## Work to complete
In the data that follows, count each line holding the string "time"; answer with the number only.

## Extracted records

↓↓↓

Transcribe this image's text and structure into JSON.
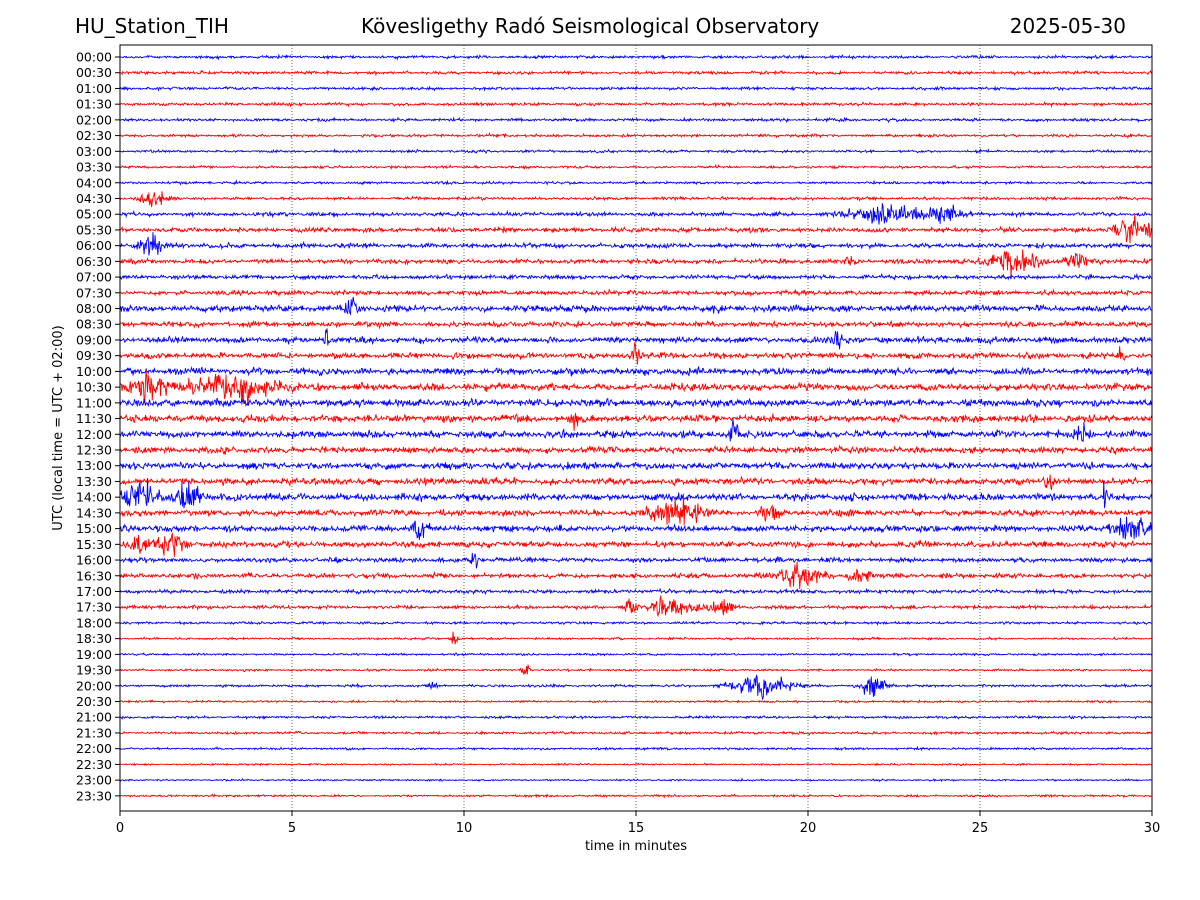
{
  "header": {
    "station": "HU_Station_TIH",
    "observatory": "Kövesligethy Radó Seismological Observatory",
    "date": "2025-05-30"
  },
  "chart_data": {
    "type": "line",
    "title": "Kövesligethy Radó Seismological Observatory",
    "xlabel": "time in minutes",
    "ylabel": "UTC (local time = UTC + 02:00)",
    "xlim": [
      0,
      30
    ],
    "x_ticks": [
      0,
      5,
      10,
      15,
      20,
      25,
      30
    ],
    "grid": "vertical dotted",
    "rows": [
      "00:00",
      "00:30",
      "01:00",
      "01:30",
      "02:00",
      "02:30",
      "03:00",
      "03:30",
      "04:00",
      "04:30",
      "05:00",
      "05:30",
      "06:00",
      "06:30",
      "07:00",
      "07:30",
      "08:00",
      "08:30",
      "09:00",
      "09:30",
      "10:00",
      "10:30",
      "11:00",
      "11:30",
      "12:00",
      "12:30",
      "13:00",
      "13:30",
      "14:00",
      "14:30",
      "15:00",
      "15:30",
      "16:00",
      "16:30",
      "17:00",
      "17:30",
      "18:00",
      "18:30",
      "19:00",
      "19:30",
      "20:00",
      "20:30",
      "21:00",
      "21:30",
      "22:00",
      "22:30",
      "23:00",
      "23:30"
    ],
    "row_colors": [
      "#0000ff",
      "#ff0000"
    ],
    "noise_level": [
      0.35,
      0.35,
      0.35,
      0.35,
      0.35,
      0.35,
      0.3,
      0.3,
      0.3,
      0.35,
      0.45,
      0.55,
      0.55,
      0.55,
      0.5,
      0.55,
      0.8,
      0.6,
      0.7,
      0.7,
      0.8,
      0.85,
      0.85,
      0.85,
      0.85,
      0.75,
      0.8,
      0.8,
      0.85,
      0.75,
      0.75,
      0.7,
      0.55,
      0.55,
      0.45,
      0.4,
      0.3,
      0.25,
      0.25,
      0.25,
      0.3,
      0.25,
      0.3,
      0.3,
      0.25,
      0.2,
      0.2,
      0.25
    ],
    "bursts": [
      {
        "row": 9,
        "t": 1.0,
        "amp": 1.0,
        "dur": 0.4
      },
      {
        "row": 10,
        "t": 22.3,
        "amp": 1.5,
        "dur": 0.9
      },
      {
        "row": 10,
        "t": 24.0,
        "amp": 1.0,
        "dur": 0.5
      },
      {
        "row": 11,
        "t": 29.5,
        "amp": 1.5,
        "dur": 0.6
      },
      {
        "row": 12,
        "t": 0.9,
        "amp": 1.8,
        "dur": 0.3
      },
      {
        "row": 13,
        "t": 26.0,
        "amp": 1.8,
        "dur": 0.6
      },
      {
        "row": 13,
        "t": 27.8,
        "amp": 1.2,
        "dur": 0.3
      },
      {
        "row": 13,
        "t": 21.2,
        "amp": 1.4,
        "dur": 0.1
      },
      {
        "row": 16,
        "t": 6.7,
        "amp": 2.0,
        "dur": 0.15
      },
      {
        "row": 18,
        "t": 6.0,
        "amp": 1.4,
        "dur": 0.1
      },
      {
        "row": 18,
        "t": 20.9,
        "amp": 1.4,
        "dur": 0.2
      },
      {
        "row": 19,
        "t": 15.0,
        "amp": 1.2,
        "dur": 0.15
      },
      {
        "row": 19,
        "t": 29.1,
        "amp": 1.8,
        "dur": 0.1
      },
      {
        "row": 21,
        "t": 0.8,
        "amp": 1.8,
        "dur": 0.4
      },
      {
        "row": 21,
        "t": 3.3,
        "amp": 1.6,
        "dur": 1.2
      },
      {
        "row": 23,
        "t": 13.2,
        "amp": 1.4,
        "dur": 0.1
      },
      {
        "row": 24,
        "t": 17.9,
        "amp": 1.5,
        "dur": 0.2
      },
      {
        "row": 24,
        "t": 28.0,
        "amp": 1.2,
        "dur": 0.2
      },
      {
        "row": 27,
        "t": 27.0,
        "amp": 1.5,
        "dur": 0.1
      },
      {
        "row": 28,
        "t": 0.5,
        "amp": 2.0,
        "dur": 0.5
      },
      {
        "row": 28,
        "t": 2.0,
        "amp": 1.8,
        "dur": 0.3
      },
      {
        "row": 28,
        "t": 28.6,
        "amp": 1.6,
        "dur": 0.1
      },
      {
        "row": 29,
        "t": 16.2,
        "amp": 1.8,
        "dur": 0.7
      },
      {
        "row": 29,
        "t": 18.9,
        "amp": 1.6,
        "dur": 0.2
      },
      {
        "row": 30,
        "t": 8.7,
        "amp": 1.4,
        "dur": 0.2
      },
      {
        "row": 30,
        "t": 29.5,
        "amp": 1.8,
        "dur": 0.5
      },
      {
        "row": 31,
        "t": 0.5,
        "amp": 1.4,
        "dur": 0.3
      },
      {
        "row": 31,
        "t": 1.5,
        "amp": 1.5,
        "dur": 0.4
      },
      {
        "row": 32,
        "t": 10.3,
        "amp": 1.3,
        "dur": 0.1
      },
      {
        "row": 33,
        "t": 19.8,
        "amp": 1.6,
        "dur": 0.6
      },
      {
        "row": 33,
        "t": 21.5,
        "amp": 1.1,
        "dur": 0.3
      },
      {
        "row": 35,
        "t": 16.0,
        "amp": 1.8,
        "dur": 0.6
      },
      {
        "row": 35,
        "t": 17.5,
        "amp": 1.0,
        "dur": 0.3
      },
      {
        "row": 35,
        "t": 14.8,
        "amp": 1.1,
        "dur": 0.15
      },
      {
        "row": 37,
        "t": 9.7,
        "amp": 1.4,
        "dur": 0.1
      },
      {
        "row": 39,
        "t": 11.8,
        "amp": 1.8,
        "dur": 0.08
      },
      {
        "row": 40,
        "t": 18.6,
        "amp": 1.3,
        "dur": 0.8
      },
      {
        "row": 40,
        "t": 21.9,
        "amp": 1.8,
        "dur": 0.3
      },
      {
        "row": 40,
        "t": 9.1,
        "amp": 0.9,
        "dur": 0.1
      }
    ]
  }
}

↑↑↑

## Written solution
2